[BEGIN The input]

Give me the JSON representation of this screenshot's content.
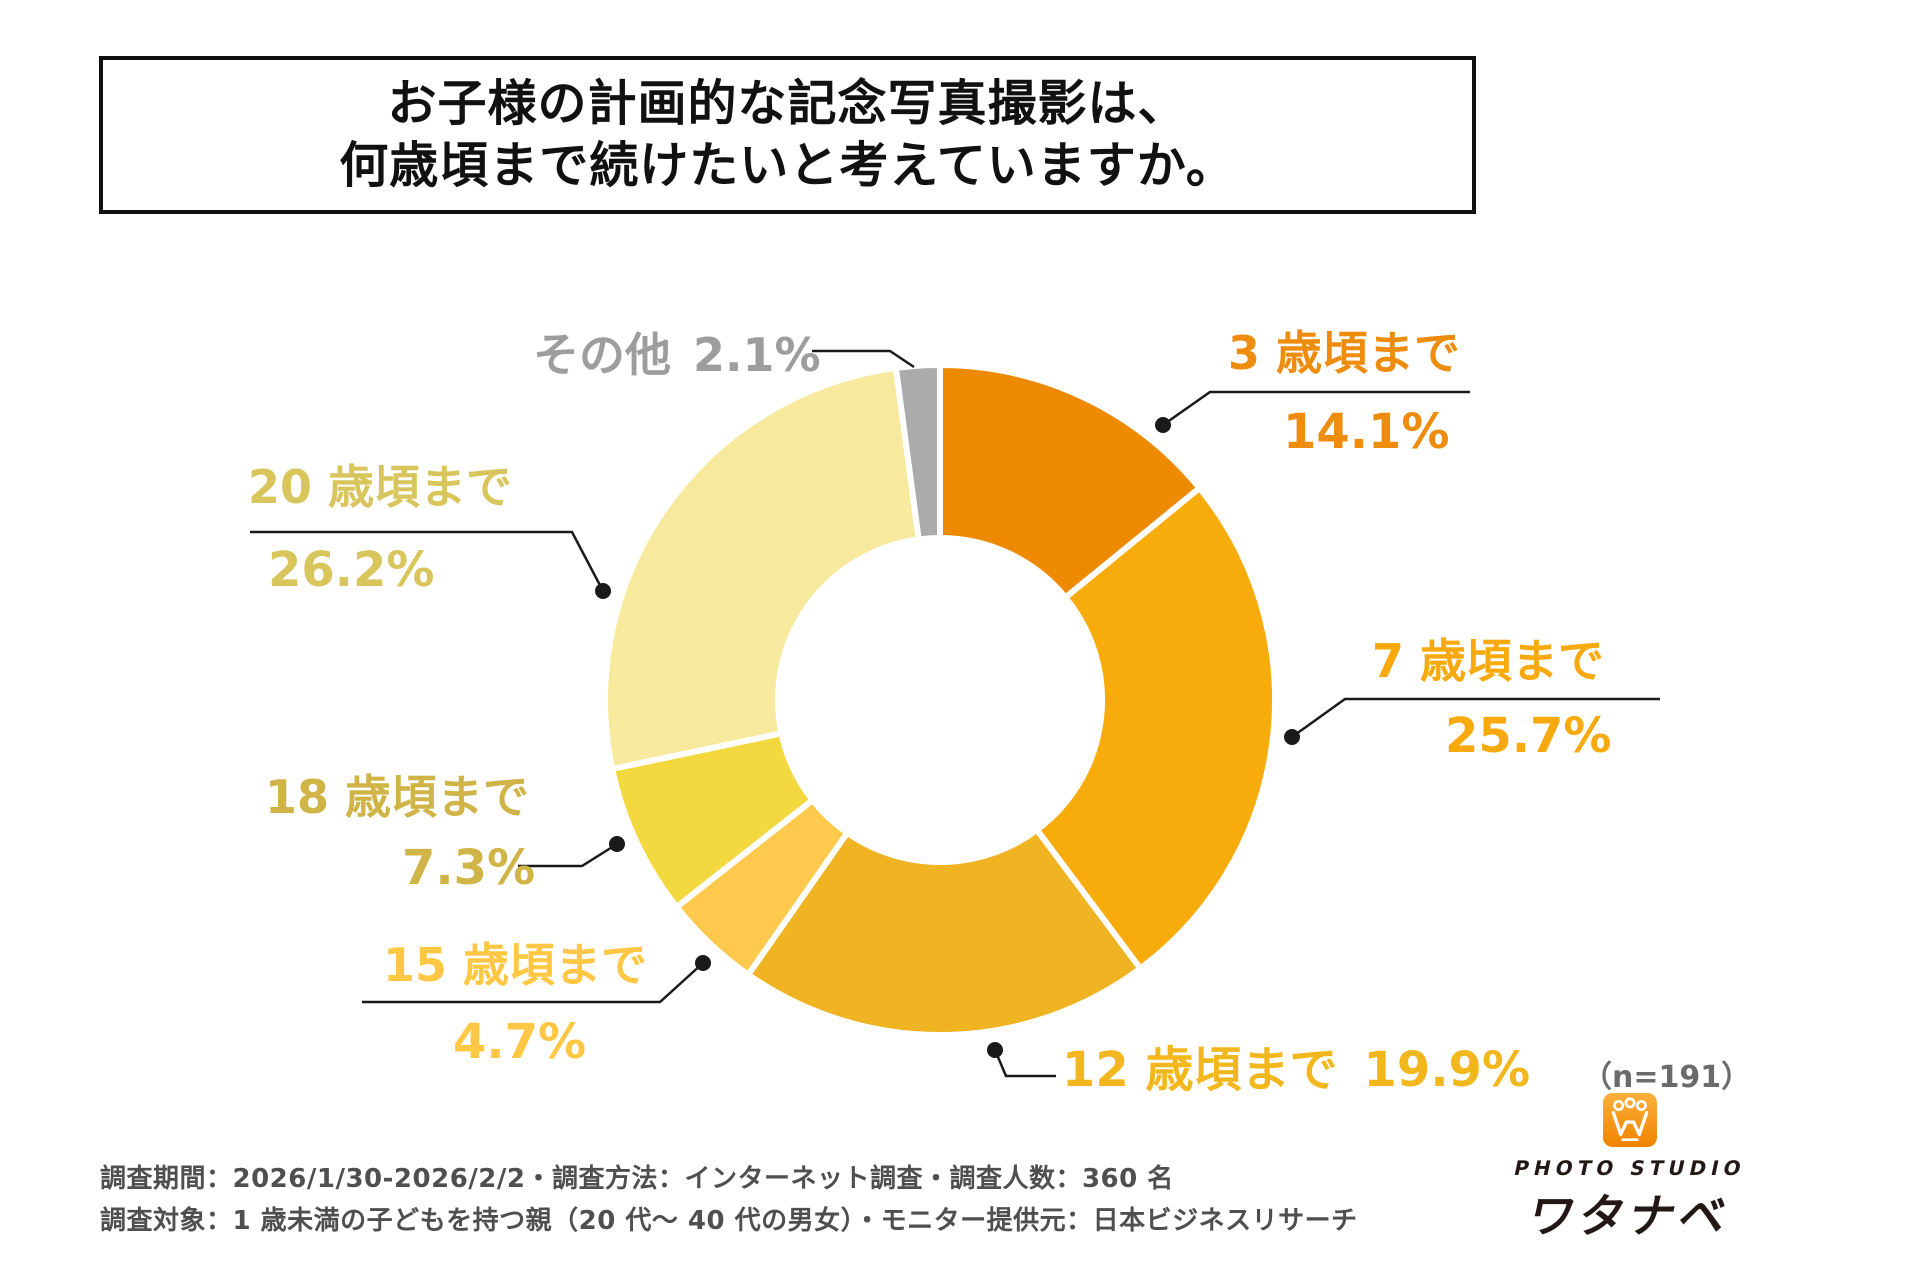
{
  "title": {
    "line1": "お子様の計画的な記念写真撮影は、",
    "line2": "何歳頃まで続けたいと考えていますか。"
  },
  "chart_data": {
    "type": "pie",
    "subtype": "donut",
    "start_angle_deg": 0,
    "direction": "clockwise",
    "units": "%",
    "sample_note": "（n=191）",
    "slices": [
      {
        "label": "3 歳頃まで",
        "value": 14.1,
        "pct_label": "14.1%",
        "color": "#ED8A00",
        "text_color": "#EE8C0D"
      },
      {
        "label": "7 歳頃まで",
        "value": 25.7,
        "pct_label": "25.7%",
        "color": "#F8AC0C",
        "text_color": "#F8A90D"
      },
      {
        "label": "12 歳頃まで",
        "value": 19.9,
        "pct_label": "19.9%",
        "color": "#F0B422",
        "text_color": "#F2B71D"
      },
      {
        "label": "15 歳頃まで",
        "value": 4.7,
        "pct_label": "4.7%",
        "color": "#FFC94E",
        "text_color": "#FFC743"
      },
      {
        "label": "18 歳頃まで",
        "value": 7.3,
        "pct_label": "7.3%",
        "color": "#F3D93F",
        "text_color": "#D0B447"
      },
      {
        "label": "20 歳頃まで",
        "value": 26.2,
        "pct_label": "26.2%",
        "color": "#F7EA9E",
        "text_color": "#D8C55B"
      },
      {
        "label": "その他",
        "value": 2.1,
        "pct_label": "2.1%",
        "color": "#ABABAB",
        "text_color": "#9D9D9D"
      }
    ]
  },
  "footer": {
    "line1": "調査期間：2026/1/30-2026/2/2・調査方法：インターネット調査・調査人数：360 名",
    "line2": "調査対象：1 歳未満の子どもを持つ親（20 代〜 40 代の男女）・モニター提供元：日本ビジネスリサーチ"
  },
  "logo": {
    "studio": "PHOTO STUDIO",
    "name": "ワタナベ",
    "mark": "W",
    "brand_color": "#F08300"
  }
}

[END The input]

What to do:
In the entries above, find every line with the word "value" and list it.

Result:
        "value": 14.1,
        "value": 25.7,
        "value": 19.9,
        "value": 4.7,
        "value": 7.3,
        "value": 26.2,
        "value": 2.1,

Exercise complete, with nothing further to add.